[QUOTED TEXT start]
- Official poster of the show depicting those who are about to go on the "Great Crusade"
- Promotion: International Wrestling Revolution Group
- Date: August 5, 2012
- City: Naucalpan, State of Mexico
- Venue: Arena Naucalpan

Event chronology
| ← Previous Festival de las Máscaras | Next → Caravana de Campeones |

IWRG La Gran Cruzada chronology
| ← Previous 2011 | Next → 2013 |

= La Gran Cruzada (2012) =

2012 International Wrestling Revolution Group event

La Gran Cruzada (2012) (Spanish for "The Great Crusade") was an annual professional wrestling major event produced by Mexican professional wrestling promotion International Wrestling Revolution Group (IWRG), which took place on August 5, 2012 in Arena Naucalpan, Naucalpan, State of Mexico, Mexico. The main event of the show was the eponymous Gran Cruzada tournament, a 30-man Battle Royal with the winner being named the number one contender for the IWRG Rey del Ring Championship and would receive a match against Rey del Ring Champion Oficial Factor at a later date. The Gran Cruzada was won by Hijo de Pirata Morgan, lastly eliminating El Hijo de L.A. Park to win it. The victory played off the fact that Hijo de Pirata Morgan was the last man eliminated in the 2012 Rey del Ring tournament by Oficial Factor and had been developing a slowly escalating storyline between the two.
[QUOTED TEXT end]
[ITEMS start]
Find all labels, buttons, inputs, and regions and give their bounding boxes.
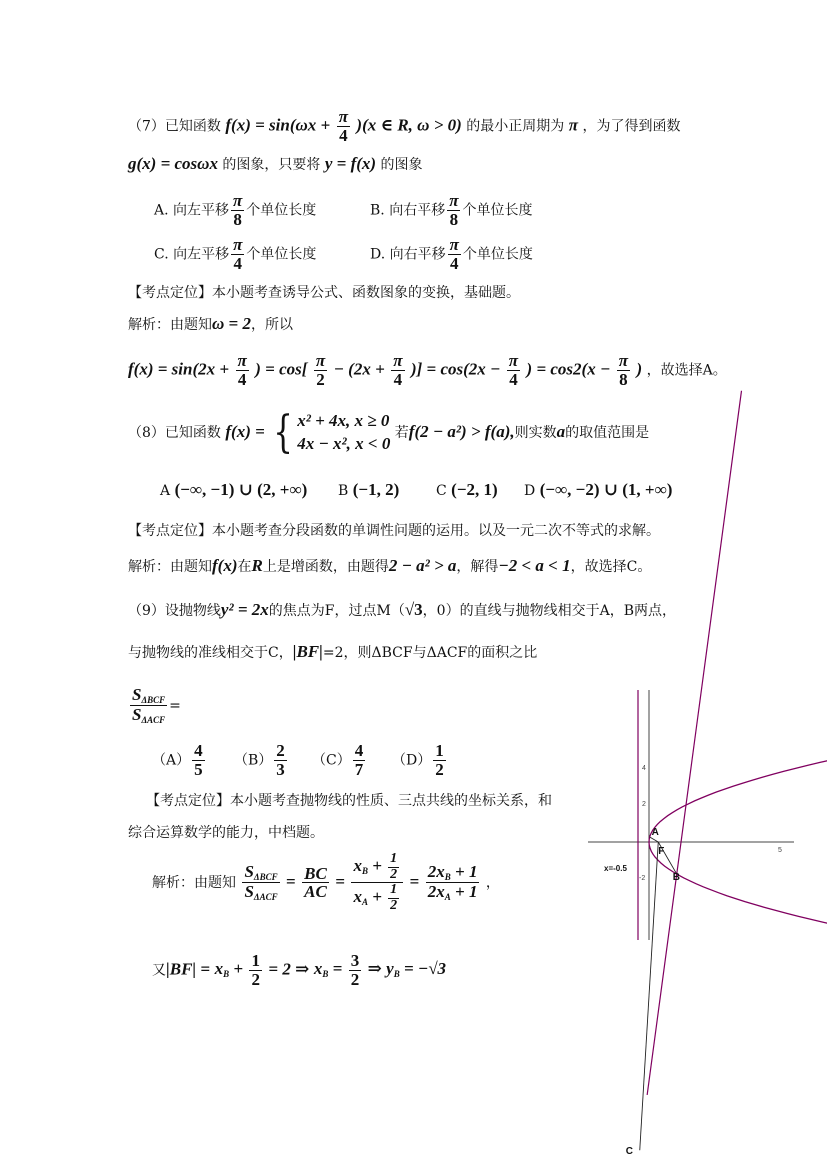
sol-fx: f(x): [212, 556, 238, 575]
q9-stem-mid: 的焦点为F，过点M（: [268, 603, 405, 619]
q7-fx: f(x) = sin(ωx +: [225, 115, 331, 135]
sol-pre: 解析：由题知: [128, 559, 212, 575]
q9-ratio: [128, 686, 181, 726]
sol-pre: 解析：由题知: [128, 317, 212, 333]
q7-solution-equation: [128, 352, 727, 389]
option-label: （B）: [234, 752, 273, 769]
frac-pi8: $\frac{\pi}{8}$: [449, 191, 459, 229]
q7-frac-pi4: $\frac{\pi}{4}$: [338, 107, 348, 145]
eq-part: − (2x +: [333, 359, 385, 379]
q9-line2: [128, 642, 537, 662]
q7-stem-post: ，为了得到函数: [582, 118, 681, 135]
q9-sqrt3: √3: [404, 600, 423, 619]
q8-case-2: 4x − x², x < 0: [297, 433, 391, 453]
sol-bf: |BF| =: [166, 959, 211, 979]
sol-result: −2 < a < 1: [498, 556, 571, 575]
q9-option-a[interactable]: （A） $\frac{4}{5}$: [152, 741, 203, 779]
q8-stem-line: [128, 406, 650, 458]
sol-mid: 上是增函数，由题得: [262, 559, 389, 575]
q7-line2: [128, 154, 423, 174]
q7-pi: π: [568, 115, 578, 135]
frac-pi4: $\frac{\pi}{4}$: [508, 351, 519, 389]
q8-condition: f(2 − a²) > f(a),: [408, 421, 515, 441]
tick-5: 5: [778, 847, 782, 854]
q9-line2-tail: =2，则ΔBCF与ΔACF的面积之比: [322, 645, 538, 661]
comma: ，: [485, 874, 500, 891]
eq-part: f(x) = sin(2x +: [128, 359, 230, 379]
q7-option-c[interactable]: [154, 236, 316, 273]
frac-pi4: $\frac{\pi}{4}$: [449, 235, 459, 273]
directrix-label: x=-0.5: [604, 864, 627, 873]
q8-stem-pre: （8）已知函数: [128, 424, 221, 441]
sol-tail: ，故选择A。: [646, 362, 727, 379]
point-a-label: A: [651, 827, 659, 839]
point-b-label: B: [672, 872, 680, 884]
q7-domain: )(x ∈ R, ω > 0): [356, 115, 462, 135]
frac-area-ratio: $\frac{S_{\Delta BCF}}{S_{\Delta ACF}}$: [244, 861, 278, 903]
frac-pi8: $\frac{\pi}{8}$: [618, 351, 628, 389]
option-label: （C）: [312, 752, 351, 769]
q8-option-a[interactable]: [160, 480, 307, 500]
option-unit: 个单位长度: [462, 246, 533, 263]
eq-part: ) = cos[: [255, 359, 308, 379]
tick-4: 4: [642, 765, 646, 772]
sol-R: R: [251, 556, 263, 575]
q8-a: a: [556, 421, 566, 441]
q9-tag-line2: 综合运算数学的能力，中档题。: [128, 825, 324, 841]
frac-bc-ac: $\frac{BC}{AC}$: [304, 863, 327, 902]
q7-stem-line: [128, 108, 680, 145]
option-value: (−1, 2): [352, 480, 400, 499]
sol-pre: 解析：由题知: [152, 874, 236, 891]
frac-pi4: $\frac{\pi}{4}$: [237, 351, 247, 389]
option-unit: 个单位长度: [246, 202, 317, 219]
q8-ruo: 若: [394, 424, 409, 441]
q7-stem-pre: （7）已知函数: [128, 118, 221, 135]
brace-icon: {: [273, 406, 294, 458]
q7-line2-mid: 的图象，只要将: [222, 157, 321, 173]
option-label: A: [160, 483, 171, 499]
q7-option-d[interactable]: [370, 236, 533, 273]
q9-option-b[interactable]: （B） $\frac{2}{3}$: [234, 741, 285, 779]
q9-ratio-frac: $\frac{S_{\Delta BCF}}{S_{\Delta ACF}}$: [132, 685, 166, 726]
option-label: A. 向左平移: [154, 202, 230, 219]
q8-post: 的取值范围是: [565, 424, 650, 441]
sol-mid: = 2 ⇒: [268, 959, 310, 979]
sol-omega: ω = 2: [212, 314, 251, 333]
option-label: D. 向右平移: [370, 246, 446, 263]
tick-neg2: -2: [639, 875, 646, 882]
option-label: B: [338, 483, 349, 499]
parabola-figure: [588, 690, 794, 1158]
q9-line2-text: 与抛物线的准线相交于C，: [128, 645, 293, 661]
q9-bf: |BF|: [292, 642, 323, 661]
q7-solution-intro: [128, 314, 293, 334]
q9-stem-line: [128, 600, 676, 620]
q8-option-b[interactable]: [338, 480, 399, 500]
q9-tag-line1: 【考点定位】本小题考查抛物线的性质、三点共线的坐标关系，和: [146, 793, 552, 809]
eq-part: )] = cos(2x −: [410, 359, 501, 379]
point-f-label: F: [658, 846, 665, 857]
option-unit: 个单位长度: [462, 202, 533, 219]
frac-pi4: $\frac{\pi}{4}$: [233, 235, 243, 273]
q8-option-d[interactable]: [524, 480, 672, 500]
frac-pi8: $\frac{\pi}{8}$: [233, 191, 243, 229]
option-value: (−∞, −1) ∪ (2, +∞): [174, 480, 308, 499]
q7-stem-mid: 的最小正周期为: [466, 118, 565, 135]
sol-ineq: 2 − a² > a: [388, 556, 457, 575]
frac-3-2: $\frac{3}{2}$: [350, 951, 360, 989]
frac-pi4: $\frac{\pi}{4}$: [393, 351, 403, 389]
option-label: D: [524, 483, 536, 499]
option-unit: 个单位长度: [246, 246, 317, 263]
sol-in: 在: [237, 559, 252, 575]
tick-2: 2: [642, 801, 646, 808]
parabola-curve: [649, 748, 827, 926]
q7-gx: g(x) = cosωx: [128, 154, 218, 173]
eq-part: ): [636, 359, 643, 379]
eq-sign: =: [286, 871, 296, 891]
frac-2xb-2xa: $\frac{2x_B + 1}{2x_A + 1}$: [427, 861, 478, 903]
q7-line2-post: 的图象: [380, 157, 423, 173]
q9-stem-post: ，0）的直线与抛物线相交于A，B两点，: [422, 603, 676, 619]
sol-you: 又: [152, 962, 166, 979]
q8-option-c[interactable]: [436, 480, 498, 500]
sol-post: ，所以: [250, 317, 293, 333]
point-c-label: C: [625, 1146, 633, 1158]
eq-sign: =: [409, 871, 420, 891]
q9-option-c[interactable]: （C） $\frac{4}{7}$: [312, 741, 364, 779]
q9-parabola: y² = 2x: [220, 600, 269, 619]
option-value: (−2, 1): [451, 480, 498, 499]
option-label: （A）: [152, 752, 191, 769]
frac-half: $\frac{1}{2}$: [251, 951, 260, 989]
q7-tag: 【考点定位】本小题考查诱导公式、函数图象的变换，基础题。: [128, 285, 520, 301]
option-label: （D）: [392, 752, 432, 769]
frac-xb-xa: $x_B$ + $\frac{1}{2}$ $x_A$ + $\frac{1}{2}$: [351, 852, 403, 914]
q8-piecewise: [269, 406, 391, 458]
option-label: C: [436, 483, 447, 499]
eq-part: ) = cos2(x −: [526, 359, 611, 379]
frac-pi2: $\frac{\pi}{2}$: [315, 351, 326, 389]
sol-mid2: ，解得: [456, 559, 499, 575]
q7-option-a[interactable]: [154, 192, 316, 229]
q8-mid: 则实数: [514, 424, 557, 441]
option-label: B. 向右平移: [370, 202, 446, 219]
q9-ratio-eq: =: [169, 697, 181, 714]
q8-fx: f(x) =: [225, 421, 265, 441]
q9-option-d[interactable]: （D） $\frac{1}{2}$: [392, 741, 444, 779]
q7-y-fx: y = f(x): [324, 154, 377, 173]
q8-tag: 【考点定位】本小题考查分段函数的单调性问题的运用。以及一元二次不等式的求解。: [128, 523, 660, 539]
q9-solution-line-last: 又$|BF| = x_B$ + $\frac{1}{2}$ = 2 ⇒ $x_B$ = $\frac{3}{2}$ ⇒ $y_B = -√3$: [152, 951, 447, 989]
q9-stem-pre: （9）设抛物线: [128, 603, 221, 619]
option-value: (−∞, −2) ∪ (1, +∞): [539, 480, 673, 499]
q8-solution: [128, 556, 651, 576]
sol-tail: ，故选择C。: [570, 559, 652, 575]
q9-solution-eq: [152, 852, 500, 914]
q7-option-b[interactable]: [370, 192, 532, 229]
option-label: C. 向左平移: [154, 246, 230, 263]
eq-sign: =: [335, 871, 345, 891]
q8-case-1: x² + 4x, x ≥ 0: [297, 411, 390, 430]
[ITEMS end]
* [TASK SET]
a) Reproduce word for word the stretch of the La Gran Cruzada (2012) text from "La Gran Cruzada (2012) (Spanish" through "between the two.".
b) Rewrite as a numbered list the stretch of the rows from the line containing "sol-fx: f(x): [212, 556, 238, 575]" through the line containing "q8-a: a: [556, 421, 566, 441]", leaving out any blank lines.

* [EXERCISE SOLUTIONS]
a)
La Gran Cruzada (2012) (Spanish for "The Great Crusade") was an annual professional wrestling major event produced by Mexican professional wrestling promotion International Wrestling Revolution Group (IWRG), which took place on August 5, 2012 in Arena Naucalpan, Naucalpan, State of Mexico, Mexico. The main event of the show was the eponymous Gran Cruzada tournament, a 30-man Battle Royal with the winner being named the number one contender for the IWRG Rey del Ring Championship and would receive a match against Rey del Ring Champion Oficial Factor at a later date. The Gran Cruzada was won by Hijo de Pirata Morgan, lastly eliminating El Hijo de L.A. Park to win it. The victory played off the fact that Hijo de Pirata Morgan was the last man eliminated in the 2012 Rey del Ring tournament by Oficial Factor and had been developing a slowly escalating storyline between the two.

b)
1. sol-fx: f(x): [212, 556, 238, 575]
2. q9-stem-mid: 的焦点为F，过点M（: [268, 603, 405, 619]
3. q7-fx: f(x) = sin(ωx +: [225, 115, 331, 135]
4. sol-pre: 解析：由题知: [128, 559, 212, 575]
5. q9-ratio: [128, 686, 181, 726]
6. sol-pre: 解析：由题知: [128, 317, 212, 333]
7. q7-solution-equation: [128, 352, 727, 389]
8. option-label: （B）: [234, 752, 273, 769]
9. frac-pi8: $\frac{\pi}{8}$: [449, 191, 459, 229]
10. q7-frac-pi4: $\frac{\pi}{4}$: [338, 107, 348, 145]
11. eq-part: − (2x +: [333, 359, 385, 379]
12. q9-line2: [128, 642, 537, 662]
13. q7-stem-post: ，为了得到函数: [582, 118, 681, 135]
14. q9-sqrt3: √3: [404, 600, 423, 619]
15. q8-case-2: 4x − x², x < 0: [297, 433, 391, 453]
16. sol-bf: |BF| =: [166, 959, 211, 979]
17. sol-result: −2 < a < 1: [498, 556, 571, 575]
18. q9-option-a[interactable]: （A） $\frac{4}{5}$: [152, 741, 203, 779]
19. q8-stem-line: [128, 406, 650, 458]
20. sol-mid: 上是增函数，由题得: [262, 559, 389, 575]
21. q7-line2: [128, 154, 423, 174]
22. q7-pi: π: [568, 115, 578, 135]
23. frac-pi4: $\frac{\pi}{4}$: [508, 351, 519, 389]
24. q8-condition: f(2 − a²) > f(a),: [408, 421, 515, 441]
25. tick-5: 5: [778, 847, 782, 854]
26. q9-line2-tail: =2，则ΔBCF与ΔACF的面积之比: [322, 645, 538, 661]
27. comma: ，: [485, 874, 500, 891]
28. eq-part: f(x) = sin(2x +: [128, 359, 230, 379]
29. q7-option-c[interactable]: [154, 236, 316, 273]
30. frac-pi4: $\frac{\pi}{4}$: [449, 235, 459, 273]
31. directrix-label: x=-0.5: [604, 864, 627, 873]
32. q8-stem-pre: （8）已知函数: [128, 424, 221, 441]
33. sol-tail: ，故选择A。: [646, 362, 727, 379]
34. point-a-label: A: [651, 827, 659, 839]
35. point-b-label: B: [672, 872, 680, 884]
36. q7-domain: )(x ∈ R, ω > 0): [356, 115, 462, 135]
37. frac-area-ratio: $\frac{S_{\Delta BCF}}{S_{\Delta ACF}}$: [244, 861, 278, 903]
38. frac-pi8: $\frac{\pi}{8}$: [618, 351, 628, 389]
39. option-label: （C）: [312, 752, 351, 769]
40. q8-option-a[interactable]: [160, 480, 307, 500]
41. option-unit: 个单位长度: [462, 246, 533, 263]
42. eq-part: ) = cos[: [255, 359, 308, 379]
43. tick-4: 4: [642, 765, 646, 772]
44. sol-R: R: [251, 556, 263, 575]
45. q8-a: a: [556, 421, 566, 441]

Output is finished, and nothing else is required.